CHALLENGE: Beneath this sentence is a set of records; write each of them out exactly.

RAW DATA:
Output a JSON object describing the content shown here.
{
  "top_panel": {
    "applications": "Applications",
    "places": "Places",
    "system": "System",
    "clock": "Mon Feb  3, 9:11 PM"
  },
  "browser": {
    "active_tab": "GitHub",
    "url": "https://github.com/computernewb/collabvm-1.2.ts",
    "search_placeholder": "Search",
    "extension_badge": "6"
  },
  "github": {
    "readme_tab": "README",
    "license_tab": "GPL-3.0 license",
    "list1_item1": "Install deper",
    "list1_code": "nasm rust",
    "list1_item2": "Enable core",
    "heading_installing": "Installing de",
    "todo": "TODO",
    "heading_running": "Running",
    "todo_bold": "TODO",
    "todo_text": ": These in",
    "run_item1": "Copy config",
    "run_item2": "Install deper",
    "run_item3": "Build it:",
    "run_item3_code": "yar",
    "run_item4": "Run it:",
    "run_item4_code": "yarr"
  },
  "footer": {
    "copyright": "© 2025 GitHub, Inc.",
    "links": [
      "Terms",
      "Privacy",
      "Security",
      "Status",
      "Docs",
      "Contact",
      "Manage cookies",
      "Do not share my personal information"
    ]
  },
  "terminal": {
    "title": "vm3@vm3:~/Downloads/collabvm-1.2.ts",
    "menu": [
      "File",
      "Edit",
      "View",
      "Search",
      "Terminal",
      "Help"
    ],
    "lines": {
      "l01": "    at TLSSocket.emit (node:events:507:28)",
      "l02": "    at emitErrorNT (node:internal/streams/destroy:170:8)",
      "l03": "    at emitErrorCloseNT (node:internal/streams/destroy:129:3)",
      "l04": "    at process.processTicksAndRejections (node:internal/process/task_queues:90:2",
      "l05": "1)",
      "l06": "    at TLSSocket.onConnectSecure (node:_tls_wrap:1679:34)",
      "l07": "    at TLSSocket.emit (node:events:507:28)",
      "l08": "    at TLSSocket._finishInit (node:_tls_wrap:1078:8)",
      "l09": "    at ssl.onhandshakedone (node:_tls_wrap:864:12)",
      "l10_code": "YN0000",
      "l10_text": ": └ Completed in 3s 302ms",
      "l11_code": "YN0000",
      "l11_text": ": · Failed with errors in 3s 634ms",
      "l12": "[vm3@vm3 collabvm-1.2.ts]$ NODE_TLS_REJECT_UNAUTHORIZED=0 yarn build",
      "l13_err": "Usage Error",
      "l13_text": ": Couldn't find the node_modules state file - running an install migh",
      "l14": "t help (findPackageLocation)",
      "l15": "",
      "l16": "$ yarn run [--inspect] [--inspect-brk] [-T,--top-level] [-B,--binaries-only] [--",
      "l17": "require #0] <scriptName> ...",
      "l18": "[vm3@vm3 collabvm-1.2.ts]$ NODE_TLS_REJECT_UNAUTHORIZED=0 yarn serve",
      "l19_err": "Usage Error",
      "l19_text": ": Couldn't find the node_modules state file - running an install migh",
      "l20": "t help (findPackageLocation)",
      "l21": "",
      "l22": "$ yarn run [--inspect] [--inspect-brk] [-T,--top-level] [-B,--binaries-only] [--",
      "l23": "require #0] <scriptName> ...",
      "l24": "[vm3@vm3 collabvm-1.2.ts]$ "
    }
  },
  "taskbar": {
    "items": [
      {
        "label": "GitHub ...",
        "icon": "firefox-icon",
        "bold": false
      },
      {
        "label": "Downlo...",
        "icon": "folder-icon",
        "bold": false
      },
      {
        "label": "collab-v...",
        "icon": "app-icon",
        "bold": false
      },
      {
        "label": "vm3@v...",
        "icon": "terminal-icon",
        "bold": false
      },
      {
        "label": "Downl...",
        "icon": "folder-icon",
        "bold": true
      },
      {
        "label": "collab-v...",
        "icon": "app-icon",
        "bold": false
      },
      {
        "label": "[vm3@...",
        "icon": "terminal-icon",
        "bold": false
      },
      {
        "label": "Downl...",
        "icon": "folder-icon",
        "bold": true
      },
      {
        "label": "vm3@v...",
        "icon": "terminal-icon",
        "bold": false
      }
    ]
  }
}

RESULT BELOW:
Output a JSON object describing the content shown here.
{
  "top_panel": {
    "applications": "Applications",
    "places": "Places",
    "system": "System",
    "clock": "Mon Feb  3, 9:11 PM"
  },
  "browser": {
    "active_tab": "GitHub",
    "url": "https://github.com/computernewb/collabvm-1.2.ts",
    "search_placeholder": "Search",
    "extension_badge": "6"
  },
  "github": {
    "readme_tab": "README",
    "license_tab": "GPL-3.0 license",
    "list1_item1": "Install deper",
    "list1_code": "nasm rust",
    "list1_item2": "Enable core",
    "heading_installing": "Installing de",
    "todo": "TODO",
    "heading_running": "Running",
    "todo_bold": "TODO",
    "todo_text": ": These in",
    "run_item1": "Copy config",
    "run_item2": "Install deper",
    "run_item3": "Build it:",
    "run_item3_code": "yar",
    "run_item4": "Run it:",
    "run_item4_code": "yarr"
  },
  "footer": {
    "copyright": "© 2025 GitHub, Inc.",
    "links": [
      "Terms",
      "Privacy",
      "Security",
      "Status",
      "Docs",
      "Contact",
      "Manage cookies",
      "Do not share my personal information"
    ]
  },
  "terminal": {
    "title": "vm3@vm3:~/Downloads/collabvm-1.2.ts",
    "menu": [
      "File",
      "Edit",
      "View",
      "Search",
      "Terminal",
      "Help"
    ],
    "lines": {
      "l01": "    at TLSSocket.emit (node:events:507:28)",
      "l02": "    at emitErrorNT (node:internal/streams/destroy:170:8)",
      "l03": "    at emitErrorCloseNT (node:internal/streams/destroy:129:3)",
      "l04": "    at process.processTicksAndRejections (node:internal/process/task_queues:90:2",
      "l05": "1)",
      "l06": "    at TLSSocket.onConnectSecure (node:_tls_wrap:1679:34)",
      "l07": "    at TLSSocket.emit (node:events:507:28)",
      "l08": "    at TLSSocket._finishInit (node:_tls_wrap:1078:8)",
      "l09": "    at ssl.onhandshakedone (node:_tls_wrap:864:12)",
      "l10_code": "YN0000",
      "l10_text": ": └ Completed in 3s 302ms",
      "l11_code": "YN0000",
      "l11_text": ": · Failed with errors in 3s 634ms",
      "l12": "[vm3@vm3 collabvm-1.2.ts]$ NODE_TLS_REJECT_UNAUTHORIZED=0 yarn build",
      "l13_err": "Usage Error",
      "l13_text": ": Couldn't find the node_modules state file - running an install migh",
      "l14": "t help (findPackageLocation)",
      "l15": "",
      "l16": "$ yarn run [--inspect] [--inspect-brk] [-T,--top-level] [-B,--binaries-only] [--",
      "l17": "require #0] <scriptName> ...",
      "l18": "[vm3@vm3 collabvm-1.2.ts]$ NODE_TLS_REJECT_UNAUTHORIZED=0 yarn serve",
      "l19_err": "Usage Error",
      "l19_text": ": Couldn't find the node_modules state file - running an install migh",
      "l20": "t help (findPackageLocation)",
      "l21": "",
      "l22": "$ yarn run [--inspect] [--inspect-brk] [-T,--top-level] [-B,--binaries-only] [--",
      "l23": "require #0] <scriptName> ...",
      "l24": "[vm3@vm3 collabvm-1.2.ts]$ "
    }
  },
  "taskbar": {
    "items": [
      {
        "label": "GitHub ...",
        "icon": "firefox-icon",
        "bold": false
      },
      {
        "label": "Downlo...",
        "icon": "folder-icon",
        "bold": false
      },
      {
        "label": "collab-v...",
        "icon": "app-icon",
        "bold": false
      },
      {
        "label": "vm3@v...",
        "icon": "terminal-icon",
        "bold": false
      },
      {
        "label": "Downl...",
        "icon": "folder-icon",
        "bold": true
      },
      {
        "label": "collab-v...",
        "icon": "app-icon",
        "bold": false
      },
      {
        "label": "[vm3@...",
        "icon": "terminal-icon",
        "bold": false
      },
      {
        "label": "Downl...",
        "icon": "folder-icon",
        "bold": true
      },
      {
        "label": "vm3@v...",
        "icon": "terminal-icon",
        "bold": false
      }
    ]
  }
}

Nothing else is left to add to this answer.